What is asked
Copy every line of the data that contains the string "output".

Given entries
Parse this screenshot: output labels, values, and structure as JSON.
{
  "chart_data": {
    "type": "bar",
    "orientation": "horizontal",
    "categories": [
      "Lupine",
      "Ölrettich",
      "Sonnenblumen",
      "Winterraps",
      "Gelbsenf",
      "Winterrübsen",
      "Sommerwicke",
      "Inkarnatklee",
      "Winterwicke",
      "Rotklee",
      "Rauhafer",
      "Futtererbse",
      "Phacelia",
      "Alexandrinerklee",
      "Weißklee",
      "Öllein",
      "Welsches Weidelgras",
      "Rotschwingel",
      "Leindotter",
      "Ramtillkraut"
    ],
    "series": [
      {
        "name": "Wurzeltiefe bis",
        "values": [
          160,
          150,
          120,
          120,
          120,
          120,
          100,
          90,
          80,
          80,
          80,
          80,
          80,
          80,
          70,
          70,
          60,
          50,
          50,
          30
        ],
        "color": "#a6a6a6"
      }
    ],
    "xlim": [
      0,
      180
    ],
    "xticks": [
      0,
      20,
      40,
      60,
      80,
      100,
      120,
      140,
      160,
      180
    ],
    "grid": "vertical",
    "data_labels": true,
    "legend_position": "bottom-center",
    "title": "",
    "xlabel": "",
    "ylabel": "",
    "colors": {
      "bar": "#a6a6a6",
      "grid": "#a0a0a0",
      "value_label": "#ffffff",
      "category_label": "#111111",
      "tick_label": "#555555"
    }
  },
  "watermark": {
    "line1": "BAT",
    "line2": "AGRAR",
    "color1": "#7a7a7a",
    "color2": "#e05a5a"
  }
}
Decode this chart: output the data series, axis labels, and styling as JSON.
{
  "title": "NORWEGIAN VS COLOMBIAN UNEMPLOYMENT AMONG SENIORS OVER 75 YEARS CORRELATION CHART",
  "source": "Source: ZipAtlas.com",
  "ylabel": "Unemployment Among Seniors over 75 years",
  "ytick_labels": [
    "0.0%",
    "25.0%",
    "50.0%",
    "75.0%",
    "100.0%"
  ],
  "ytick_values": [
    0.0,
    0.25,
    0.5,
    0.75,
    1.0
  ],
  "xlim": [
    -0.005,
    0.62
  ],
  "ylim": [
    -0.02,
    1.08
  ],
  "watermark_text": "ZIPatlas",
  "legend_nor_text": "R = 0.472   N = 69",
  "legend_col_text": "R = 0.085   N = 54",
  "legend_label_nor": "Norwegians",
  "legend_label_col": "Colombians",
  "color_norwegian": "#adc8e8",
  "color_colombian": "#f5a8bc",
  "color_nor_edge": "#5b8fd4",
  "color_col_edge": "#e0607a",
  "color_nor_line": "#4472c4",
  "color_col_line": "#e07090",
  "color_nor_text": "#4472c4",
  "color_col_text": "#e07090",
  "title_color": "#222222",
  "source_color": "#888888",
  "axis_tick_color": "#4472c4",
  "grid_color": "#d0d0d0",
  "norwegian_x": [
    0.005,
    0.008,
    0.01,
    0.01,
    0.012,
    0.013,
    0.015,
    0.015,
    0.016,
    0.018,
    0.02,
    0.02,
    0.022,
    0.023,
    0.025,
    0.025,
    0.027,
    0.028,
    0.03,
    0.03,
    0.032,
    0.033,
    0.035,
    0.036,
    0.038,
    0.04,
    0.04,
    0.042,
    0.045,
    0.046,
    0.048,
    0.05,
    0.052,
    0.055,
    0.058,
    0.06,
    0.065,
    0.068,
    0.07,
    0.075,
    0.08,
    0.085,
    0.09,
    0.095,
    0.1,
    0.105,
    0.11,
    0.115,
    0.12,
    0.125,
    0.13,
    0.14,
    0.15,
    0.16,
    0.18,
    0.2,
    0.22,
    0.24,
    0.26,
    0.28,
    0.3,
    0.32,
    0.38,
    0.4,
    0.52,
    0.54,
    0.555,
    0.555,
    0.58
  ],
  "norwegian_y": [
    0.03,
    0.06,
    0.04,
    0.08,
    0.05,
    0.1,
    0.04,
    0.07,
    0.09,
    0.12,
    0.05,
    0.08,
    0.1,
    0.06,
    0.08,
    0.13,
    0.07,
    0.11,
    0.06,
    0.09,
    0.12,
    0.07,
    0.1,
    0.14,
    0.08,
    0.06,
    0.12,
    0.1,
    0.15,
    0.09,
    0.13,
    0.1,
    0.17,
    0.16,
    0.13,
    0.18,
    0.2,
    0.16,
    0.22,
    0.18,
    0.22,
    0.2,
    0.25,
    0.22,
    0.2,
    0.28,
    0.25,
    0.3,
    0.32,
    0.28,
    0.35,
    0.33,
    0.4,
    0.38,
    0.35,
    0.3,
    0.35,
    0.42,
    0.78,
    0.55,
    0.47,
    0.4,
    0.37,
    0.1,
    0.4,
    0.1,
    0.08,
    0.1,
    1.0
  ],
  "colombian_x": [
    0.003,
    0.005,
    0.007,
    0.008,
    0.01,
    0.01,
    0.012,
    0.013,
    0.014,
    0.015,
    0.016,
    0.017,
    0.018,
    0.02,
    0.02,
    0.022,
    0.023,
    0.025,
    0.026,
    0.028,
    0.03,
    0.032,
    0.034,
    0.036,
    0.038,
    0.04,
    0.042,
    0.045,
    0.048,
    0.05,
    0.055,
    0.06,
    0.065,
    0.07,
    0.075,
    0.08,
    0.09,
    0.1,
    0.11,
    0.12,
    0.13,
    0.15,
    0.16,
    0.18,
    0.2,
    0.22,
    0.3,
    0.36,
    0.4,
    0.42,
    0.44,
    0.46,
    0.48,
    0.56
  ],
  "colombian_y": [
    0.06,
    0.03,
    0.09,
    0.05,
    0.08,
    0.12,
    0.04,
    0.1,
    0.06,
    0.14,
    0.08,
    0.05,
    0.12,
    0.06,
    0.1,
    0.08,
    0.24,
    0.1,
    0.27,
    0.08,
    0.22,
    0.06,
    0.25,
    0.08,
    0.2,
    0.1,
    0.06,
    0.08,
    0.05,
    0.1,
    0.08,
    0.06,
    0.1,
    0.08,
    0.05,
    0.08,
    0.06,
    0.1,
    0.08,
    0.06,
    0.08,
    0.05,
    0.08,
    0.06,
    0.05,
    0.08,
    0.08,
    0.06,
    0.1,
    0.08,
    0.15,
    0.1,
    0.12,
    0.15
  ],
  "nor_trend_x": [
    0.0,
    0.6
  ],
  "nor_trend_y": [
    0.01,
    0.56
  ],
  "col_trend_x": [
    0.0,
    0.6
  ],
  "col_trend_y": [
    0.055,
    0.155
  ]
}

Full response
Parse this screenshot: output labels, values, and structure as JSON.
Decode this chart: output the data series, axis labels, and styling as JSON.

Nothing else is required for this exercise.